**Recorded data:**
━━━━━━━━━━━━━━━━━━━━━━━━━━━━━━

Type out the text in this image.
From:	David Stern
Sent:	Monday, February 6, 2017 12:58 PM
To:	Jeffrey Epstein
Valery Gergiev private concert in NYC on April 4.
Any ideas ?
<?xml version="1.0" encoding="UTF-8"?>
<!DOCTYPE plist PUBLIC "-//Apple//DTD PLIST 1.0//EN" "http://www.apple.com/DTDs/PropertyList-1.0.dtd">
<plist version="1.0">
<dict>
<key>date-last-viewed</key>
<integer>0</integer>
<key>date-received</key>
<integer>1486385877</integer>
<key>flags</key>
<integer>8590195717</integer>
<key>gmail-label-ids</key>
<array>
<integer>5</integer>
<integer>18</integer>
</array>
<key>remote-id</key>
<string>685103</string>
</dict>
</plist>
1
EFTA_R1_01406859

━━━━━━━━━━━━━━━━━━━━━━━━━━━━━━

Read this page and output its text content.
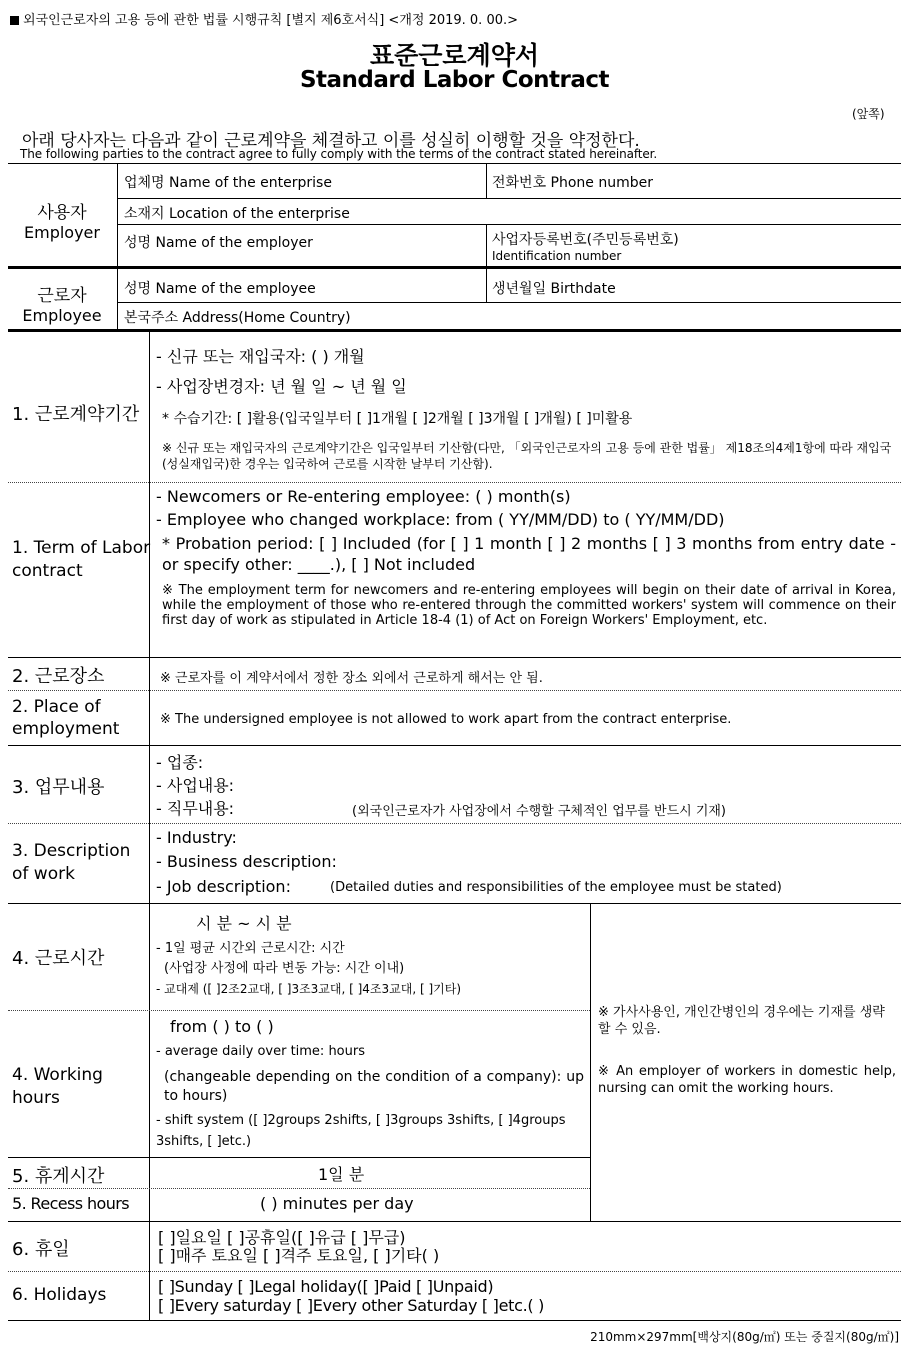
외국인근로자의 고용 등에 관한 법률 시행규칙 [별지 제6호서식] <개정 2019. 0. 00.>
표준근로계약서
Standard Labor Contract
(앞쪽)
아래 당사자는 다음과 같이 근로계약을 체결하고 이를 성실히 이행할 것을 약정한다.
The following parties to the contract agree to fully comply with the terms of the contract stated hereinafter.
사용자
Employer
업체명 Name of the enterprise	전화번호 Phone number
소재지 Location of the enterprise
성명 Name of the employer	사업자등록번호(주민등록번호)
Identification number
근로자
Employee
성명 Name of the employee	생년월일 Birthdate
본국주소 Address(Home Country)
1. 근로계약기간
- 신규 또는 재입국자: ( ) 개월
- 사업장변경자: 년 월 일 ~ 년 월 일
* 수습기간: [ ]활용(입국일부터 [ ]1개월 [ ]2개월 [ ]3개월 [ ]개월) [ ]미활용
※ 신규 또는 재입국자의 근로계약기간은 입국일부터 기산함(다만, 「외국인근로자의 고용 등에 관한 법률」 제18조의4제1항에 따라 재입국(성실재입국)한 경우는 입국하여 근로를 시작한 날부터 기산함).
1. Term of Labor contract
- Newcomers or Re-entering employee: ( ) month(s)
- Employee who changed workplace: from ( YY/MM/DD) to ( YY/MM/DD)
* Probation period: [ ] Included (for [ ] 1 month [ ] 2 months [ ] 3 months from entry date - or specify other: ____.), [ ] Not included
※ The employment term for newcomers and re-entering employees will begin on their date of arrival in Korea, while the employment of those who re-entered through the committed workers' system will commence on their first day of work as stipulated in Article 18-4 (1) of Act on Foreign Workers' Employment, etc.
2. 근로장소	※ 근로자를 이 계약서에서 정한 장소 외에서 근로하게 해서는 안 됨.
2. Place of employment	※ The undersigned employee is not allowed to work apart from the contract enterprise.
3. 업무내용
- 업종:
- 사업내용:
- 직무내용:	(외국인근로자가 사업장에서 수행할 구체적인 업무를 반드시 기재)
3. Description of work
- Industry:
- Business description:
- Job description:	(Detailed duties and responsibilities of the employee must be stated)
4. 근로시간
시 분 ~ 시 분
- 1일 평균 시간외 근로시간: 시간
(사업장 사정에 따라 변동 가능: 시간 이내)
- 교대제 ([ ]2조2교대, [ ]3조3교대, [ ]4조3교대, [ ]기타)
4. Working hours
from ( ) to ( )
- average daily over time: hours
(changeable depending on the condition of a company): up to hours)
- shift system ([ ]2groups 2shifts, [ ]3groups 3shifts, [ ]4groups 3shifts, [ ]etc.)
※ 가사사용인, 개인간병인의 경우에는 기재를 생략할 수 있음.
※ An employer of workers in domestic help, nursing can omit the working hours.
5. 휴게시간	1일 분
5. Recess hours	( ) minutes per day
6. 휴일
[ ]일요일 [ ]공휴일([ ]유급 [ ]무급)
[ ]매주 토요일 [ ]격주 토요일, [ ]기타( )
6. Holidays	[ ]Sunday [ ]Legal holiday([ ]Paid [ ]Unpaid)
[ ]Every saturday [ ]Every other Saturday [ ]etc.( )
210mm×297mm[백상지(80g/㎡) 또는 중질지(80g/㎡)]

━━━━━━━━━━━━━━━━━━━━━━━━━━━━━━

**What is being asked:** All lines above containing the string "stated" are to be collected.

**Answer below:**
The following parties to the contract agree to fully comply with the terms of the contract stated hereinafter.
- Job description:	(Detailed duties and responsibilities of the employee must be stated)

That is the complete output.